Data entries
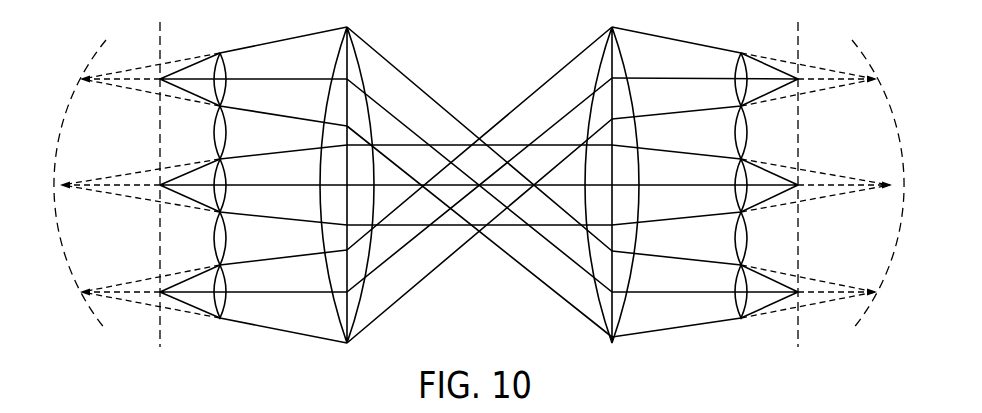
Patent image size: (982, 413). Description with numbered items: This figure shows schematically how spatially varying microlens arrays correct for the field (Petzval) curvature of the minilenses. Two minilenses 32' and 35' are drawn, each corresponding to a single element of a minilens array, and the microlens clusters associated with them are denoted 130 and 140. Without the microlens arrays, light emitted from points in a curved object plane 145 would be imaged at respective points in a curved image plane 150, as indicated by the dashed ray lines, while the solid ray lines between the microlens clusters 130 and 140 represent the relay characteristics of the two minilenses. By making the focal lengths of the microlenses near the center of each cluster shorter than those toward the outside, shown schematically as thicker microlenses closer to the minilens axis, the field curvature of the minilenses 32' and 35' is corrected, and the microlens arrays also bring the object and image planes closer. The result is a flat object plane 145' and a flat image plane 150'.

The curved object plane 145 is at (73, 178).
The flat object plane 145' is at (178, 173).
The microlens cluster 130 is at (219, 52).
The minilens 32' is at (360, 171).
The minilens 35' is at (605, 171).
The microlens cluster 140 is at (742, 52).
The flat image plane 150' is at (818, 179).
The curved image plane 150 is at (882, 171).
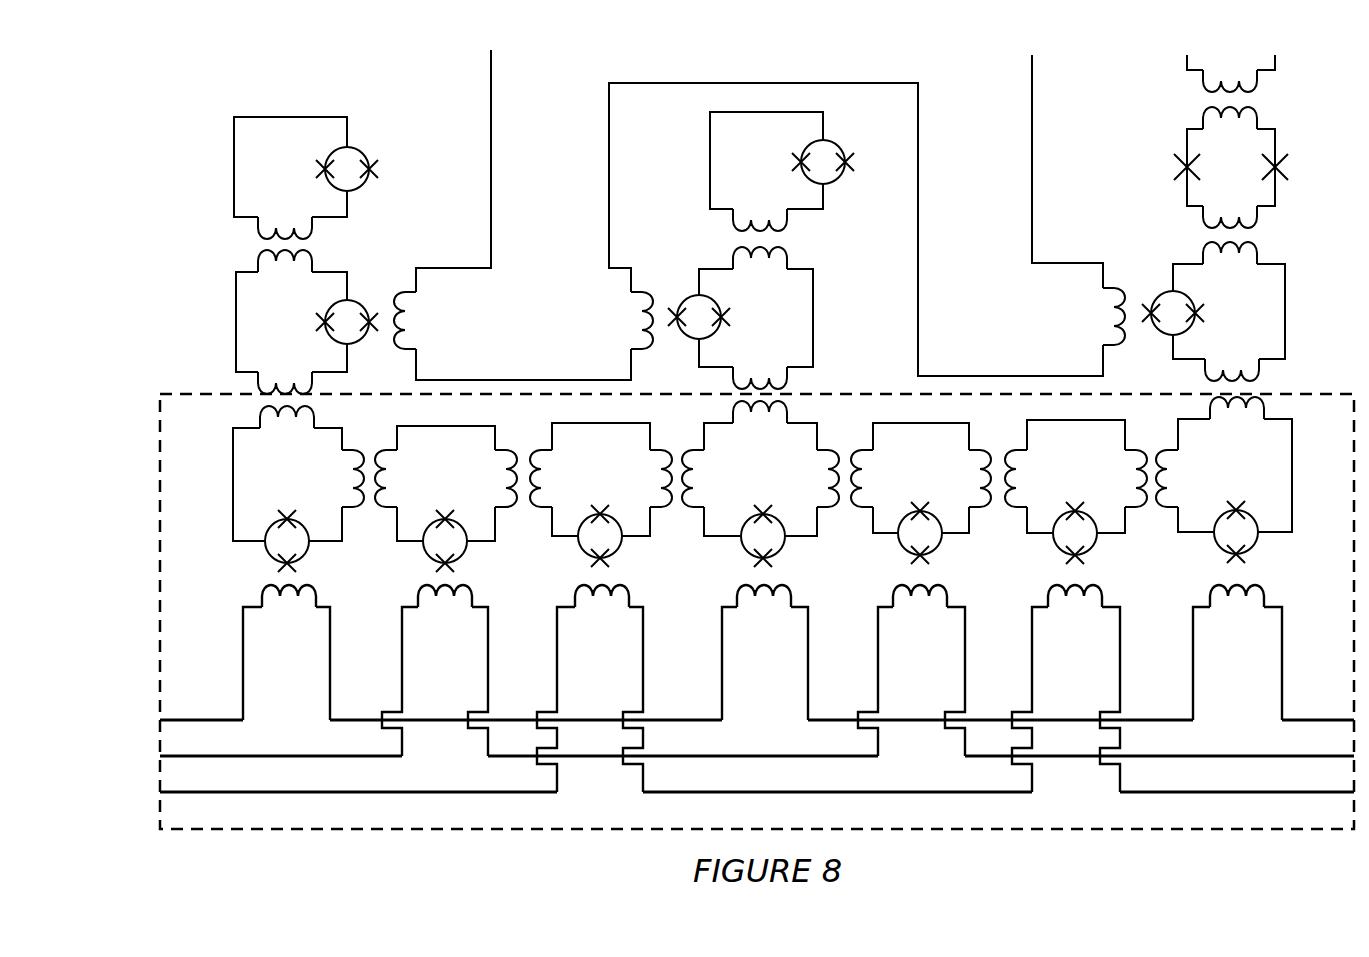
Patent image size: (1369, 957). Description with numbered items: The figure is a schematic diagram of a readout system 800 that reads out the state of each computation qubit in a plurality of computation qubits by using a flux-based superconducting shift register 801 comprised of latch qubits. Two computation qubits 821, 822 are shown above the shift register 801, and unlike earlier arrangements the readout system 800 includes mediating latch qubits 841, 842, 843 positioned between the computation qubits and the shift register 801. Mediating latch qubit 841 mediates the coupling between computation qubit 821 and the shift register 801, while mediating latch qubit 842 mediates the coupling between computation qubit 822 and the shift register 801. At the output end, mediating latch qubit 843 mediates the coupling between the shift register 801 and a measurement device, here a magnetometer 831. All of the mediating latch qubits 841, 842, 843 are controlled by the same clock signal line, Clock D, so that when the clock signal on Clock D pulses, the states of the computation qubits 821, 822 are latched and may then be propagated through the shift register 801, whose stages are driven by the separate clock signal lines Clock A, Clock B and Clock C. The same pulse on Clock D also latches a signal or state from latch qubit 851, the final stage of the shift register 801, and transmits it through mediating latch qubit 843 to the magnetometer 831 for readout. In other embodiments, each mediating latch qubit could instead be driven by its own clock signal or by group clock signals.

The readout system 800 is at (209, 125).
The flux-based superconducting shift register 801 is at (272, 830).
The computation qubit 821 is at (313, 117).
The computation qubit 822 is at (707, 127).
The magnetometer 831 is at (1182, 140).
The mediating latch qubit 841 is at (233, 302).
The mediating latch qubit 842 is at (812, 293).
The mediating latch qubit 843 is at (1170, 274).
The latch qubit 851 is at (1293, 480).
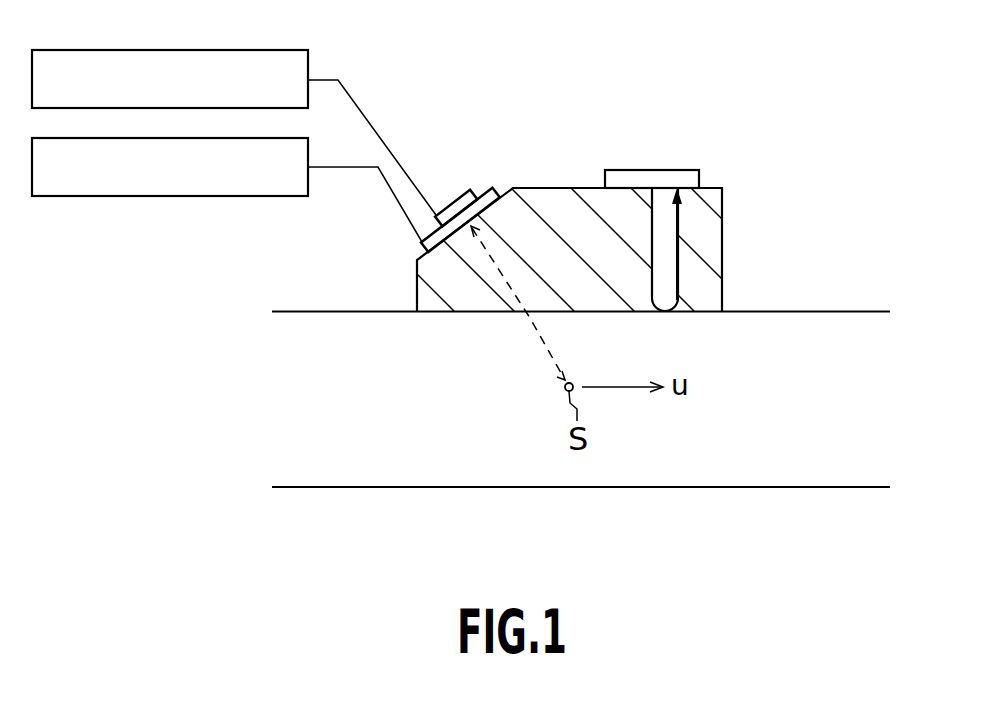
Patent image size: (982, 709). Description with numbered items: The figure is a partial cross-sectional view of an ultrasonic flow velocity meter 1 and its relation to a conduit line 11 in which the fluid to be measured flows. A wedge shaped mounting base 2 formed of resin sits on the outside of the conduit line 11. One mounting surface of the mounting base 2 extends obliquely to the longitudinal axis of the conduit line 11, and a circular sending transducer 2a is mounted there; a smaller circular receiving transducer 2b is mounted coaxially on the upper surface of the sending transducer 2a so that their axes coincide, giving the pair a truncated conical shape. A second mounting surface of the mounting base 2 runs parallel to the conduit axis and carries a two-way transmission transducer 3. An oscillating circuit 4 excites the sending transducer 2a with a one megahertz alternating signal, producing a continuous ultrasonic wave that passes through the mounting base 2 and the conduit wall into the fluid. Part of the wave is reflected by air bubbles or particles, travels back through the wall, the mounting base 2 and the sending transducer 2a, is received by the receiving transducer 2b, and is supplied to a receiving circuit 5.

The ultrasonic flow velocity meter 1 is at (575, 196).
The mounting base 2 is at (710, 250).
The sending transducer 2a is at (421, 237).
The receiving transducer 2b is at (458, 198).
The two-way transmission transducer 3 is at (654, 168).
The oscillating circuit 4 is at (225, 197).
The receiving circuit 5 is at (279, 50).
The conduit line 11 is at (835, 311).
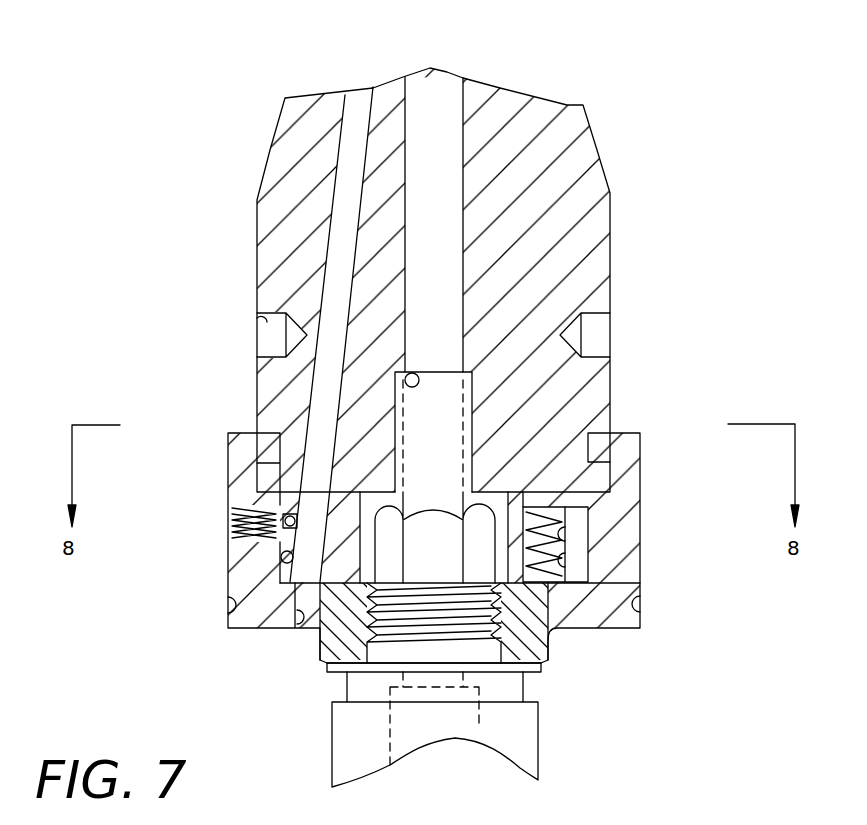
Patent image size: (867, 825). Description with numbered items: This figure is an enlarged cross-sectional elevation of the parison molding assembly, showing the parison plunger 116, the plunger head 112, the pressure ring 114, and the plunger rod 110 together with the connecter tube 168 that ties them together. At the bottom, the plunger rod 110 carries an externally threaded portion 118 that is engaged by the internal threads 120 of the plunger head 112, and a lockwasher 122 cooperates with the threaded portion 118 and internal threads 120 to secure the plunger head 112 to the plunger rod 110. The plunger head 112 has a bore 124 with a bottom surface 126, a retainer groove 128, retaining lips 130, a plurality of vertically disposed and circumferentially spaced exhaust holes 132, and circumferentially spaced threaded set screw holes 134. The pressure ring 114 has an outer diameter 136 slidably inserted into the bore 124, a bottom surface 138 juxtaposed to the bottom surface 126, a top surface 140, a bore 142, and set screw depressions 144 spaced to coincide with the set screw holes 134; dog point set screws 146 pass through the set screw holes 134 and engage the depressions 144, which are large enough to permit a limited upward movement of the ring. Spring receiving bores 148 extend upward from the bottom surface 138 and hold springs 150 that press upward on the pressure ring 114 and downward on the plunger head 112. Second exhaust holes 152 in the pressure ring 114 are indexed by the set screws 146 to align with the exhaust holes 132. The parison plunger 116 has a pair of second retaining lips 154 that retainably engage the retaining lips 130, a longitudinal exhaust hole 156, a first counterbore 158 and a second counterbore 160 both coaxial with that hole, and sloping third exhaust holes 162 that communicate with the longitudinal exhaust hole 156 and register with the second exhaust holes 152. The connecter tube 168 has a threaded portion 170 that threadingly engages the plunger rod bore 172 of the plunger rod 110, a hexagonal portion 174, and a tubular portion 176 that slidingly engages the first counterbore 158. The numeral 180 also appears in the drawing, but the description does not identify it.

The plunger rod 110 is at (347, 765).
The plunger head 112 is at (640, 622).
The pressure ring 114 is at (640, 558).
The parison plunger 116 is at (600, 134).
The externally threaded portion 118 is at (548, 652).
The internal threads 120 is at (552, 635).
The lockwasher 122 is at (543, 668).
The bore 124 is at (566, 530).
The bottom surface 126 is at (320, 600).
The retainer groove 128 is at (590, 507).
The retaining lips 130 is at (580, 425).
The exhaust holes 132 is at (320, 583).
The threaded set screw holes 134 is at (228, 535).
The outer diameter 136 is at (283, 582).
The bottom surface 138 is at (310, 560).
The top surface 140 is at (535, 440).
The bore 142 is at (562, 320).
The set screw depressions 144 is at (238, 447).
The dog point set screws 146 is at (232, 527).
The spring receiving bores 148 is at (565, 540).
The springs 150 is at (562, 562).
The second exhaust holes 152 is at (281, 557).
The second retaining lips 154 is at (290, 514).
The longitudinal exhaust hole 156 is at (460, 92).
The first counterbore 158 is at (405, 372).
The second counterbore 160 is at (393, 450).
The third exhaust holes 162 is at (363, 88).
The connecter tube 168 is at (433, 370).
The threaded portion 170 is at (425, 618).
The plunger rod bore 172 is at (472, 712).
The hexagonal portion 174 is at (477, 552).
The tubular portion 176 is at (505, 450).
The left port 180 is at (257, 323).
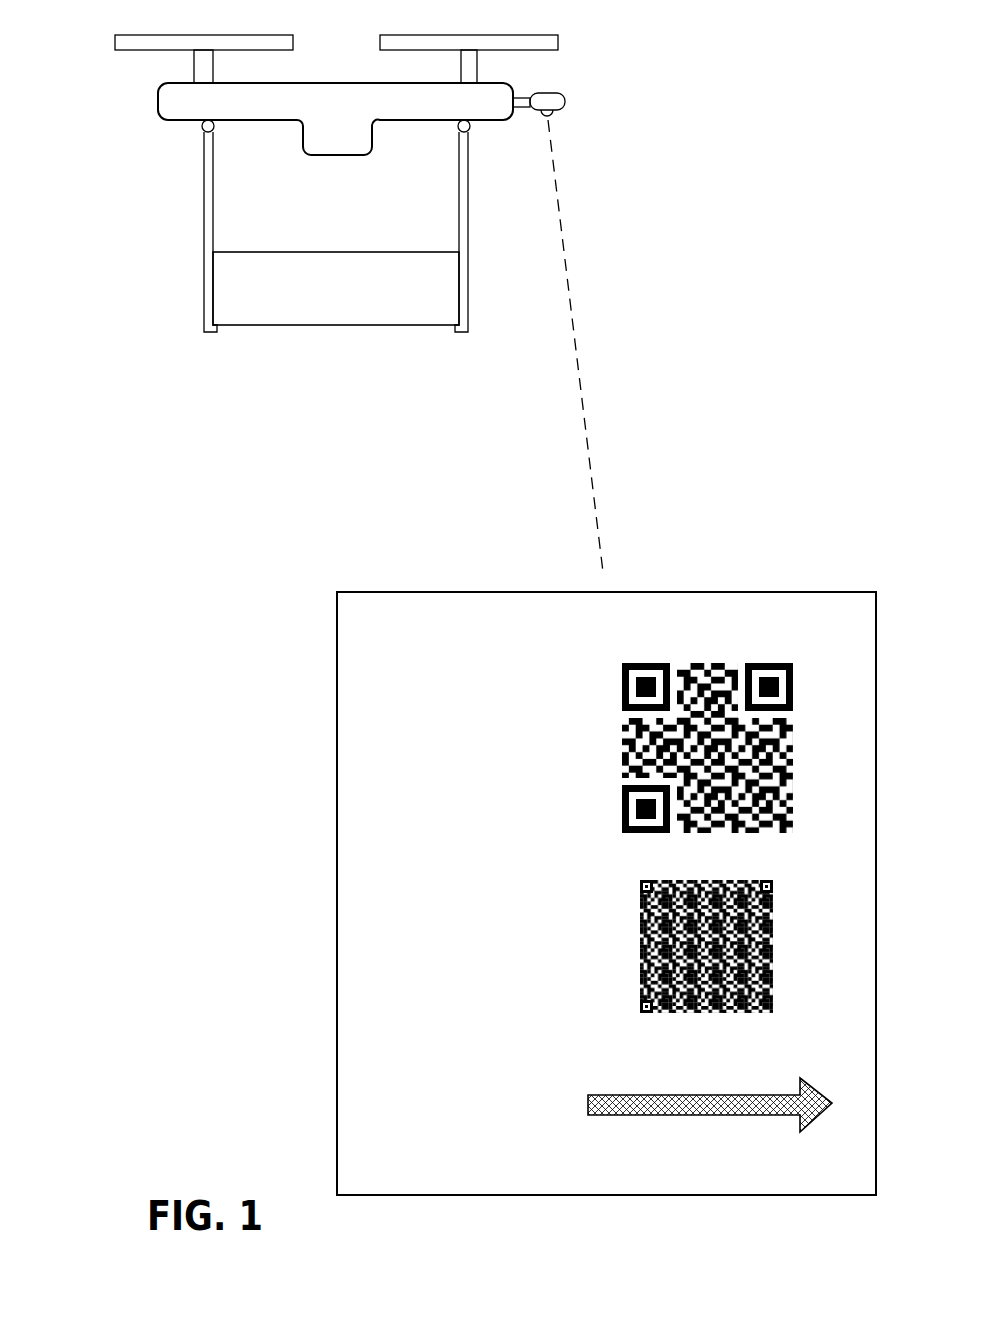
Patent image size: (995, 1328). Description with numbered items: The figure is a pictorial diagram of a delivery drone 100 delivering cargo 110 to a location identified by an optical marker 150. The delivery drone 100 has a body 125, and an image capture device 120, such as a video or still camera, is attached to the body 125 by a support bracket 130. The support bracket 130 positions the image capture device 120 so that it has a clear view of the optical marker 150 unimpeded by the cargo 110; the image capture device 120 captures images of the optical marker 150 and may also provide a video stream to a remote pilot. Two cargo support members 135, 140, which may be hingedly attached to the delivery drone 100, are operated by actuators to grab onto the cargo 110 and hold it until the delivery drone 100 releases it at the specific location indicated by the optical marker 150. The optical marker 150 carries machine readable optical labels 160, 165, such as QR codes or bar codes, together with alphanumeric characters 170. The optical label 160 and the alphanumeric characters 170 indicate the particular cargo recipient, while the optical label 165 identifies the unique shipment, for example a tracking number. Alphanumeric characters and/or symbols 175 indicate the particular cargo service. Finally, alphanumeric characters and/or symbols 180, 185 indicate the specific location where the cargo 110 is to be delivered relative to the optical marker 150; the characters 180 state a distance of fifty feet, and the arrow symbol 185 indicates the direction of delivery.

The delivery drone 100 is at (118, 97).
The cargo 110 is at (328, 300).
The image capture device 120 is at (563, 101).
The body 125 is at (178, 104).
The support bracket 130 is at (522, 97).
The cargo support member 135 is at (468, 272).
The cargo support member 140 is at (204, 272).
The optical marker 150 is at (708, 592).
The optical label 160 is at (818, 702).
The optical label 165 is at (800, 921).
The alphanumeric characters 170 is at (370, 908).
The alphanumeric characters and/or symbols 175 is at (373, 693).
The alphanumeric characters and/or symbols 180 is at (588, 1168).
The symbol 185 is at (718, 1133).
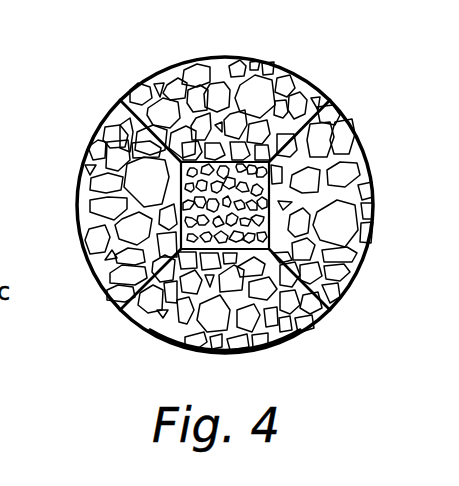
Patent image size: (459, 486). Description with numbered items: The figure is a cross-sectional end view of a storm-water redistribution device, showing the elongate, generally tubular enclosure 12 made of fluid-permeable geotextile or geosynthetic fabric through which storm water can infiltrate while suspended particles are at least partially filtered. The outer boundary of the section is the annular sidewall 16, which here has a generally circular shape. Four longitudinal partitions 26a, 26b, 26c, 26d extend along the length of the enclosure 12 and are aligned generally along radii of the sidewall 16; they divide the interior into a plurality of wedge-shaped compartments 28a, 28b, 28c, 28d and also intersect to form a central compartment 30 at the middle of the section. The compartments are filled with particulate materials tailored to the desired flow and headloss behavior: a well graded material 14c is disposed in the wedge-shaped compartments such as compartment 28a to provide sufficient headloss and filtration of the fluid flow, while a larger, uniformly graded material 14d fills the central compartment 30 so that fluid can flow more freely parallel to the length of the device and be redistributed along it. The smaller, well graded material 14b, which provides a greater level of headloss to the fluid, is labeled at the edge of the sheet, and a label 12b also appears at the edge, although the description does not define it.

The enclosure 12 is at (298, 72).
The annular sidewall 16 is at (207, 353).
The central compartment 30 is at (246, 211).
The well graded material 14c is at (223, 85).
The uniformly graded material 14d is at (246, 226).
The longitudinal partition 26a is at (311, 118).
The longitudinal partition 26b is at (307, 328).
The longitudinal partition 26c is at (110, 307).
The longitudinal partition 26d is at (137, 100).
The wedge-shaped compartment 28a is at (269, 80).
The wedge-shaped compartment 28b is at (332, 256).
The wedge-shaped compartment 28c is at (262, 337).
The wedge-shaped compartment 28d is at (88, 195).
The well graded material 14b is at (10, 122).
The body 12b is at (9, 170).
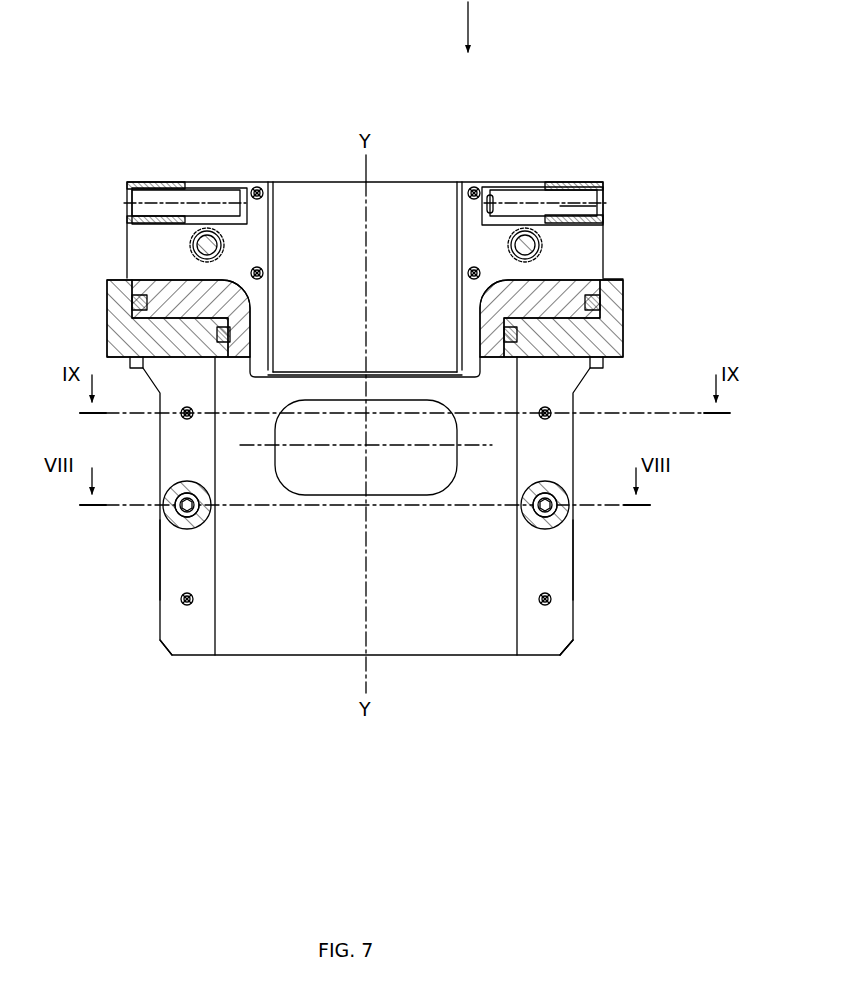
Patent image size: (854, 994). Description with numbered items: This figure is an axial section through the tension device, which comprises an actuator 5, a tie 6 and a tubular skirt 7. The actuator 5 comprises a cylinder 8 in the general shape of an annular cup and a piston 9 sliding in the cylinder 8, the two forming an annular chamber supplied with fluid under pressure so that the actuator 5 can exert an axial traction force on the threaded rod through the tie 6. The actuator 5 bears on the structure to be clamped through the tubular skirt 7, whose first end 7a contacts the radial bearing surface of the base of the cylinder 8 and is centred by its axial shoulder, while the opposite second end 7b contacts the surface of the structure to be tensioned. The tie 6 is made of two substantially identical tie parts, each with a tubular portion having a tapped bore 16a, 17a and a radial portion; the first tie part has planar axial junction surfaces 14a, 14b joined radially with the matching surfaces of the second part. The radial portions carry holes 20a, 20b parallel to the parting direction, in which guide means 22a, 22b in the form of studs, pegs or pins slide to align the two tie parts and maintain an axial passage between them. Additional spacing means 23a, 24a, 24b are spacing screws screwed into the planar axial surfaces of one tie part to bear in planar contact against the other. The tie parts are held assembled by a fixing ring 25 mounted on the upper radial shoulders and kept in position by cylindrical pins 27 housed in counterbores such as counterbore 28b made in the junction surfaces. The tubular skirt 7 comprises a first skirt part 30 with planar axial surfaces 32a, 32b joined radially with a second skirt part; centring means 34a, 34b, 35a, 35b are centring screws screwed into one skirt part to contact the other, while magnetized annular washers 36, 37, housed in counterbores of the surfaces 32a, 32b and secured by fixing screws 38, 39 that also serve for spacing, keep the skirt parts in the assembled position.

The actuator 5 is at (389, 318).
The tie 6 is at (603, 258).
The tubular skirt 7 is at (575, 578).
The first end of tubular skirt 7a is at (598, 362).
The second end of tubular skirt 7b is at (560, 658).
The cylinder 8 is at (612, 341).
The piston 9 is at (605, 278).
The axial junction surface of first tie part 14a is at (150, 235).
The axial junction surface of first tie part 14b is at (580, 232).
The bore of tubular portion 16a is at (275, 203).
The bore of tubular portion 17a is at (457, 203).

Task directions: Copy the rows above verbatim, from the line containing "Patent image size: (982, 709)." through the line containing "The two-way transmission".

Reply:
Patent image size: (982, 709). Description with numbered items: The figure is a partial cross-sectional view of an ultrasonic flow velocity meter 1 and its relation to a conduit line 11 in which the fluid to be measured flows. A wedge shaped mounting base 2 formed of resin sits on the outside of the conduit line 11. One mounting surface of the mounting base 2 extends obliquely to the longitudinal axis of the conduit line 11, and a circular sending transducer 2a is mounted there; a smaller circular receiving transducer 2b is mounted coaxially on the upper surface of the sending transducer 2a so that their axes coincide, giving the pair a truncated conical shape. A second mounting surface of the mounting base 2 runs parallel to the conduit axis and carries a two-way transmission transducer 3. An oscillating circuit 4 excites the sending transducer 2a with a one megahertz alternating signal, producing a continuous ultrasonic wave that passes through the mounting base 2 and the conduit wall into the fluid. Part of the wave is reflected by air bubbles or particles, travels back through the wall, the mounting base 2 and the sending transducer 2a, is received by the receiving transducer 2b, and is supplied to a receiving circuit 5.

The ultrasonic flow velocity meter 1 is at (575, 196).
The mounting base 2 is at (710, 250).
The sending transducer 2a is at (421, 237).
The receiving transducer 2b is at (458, 198).
The two-way transmission transducer 3 is at (654, 168).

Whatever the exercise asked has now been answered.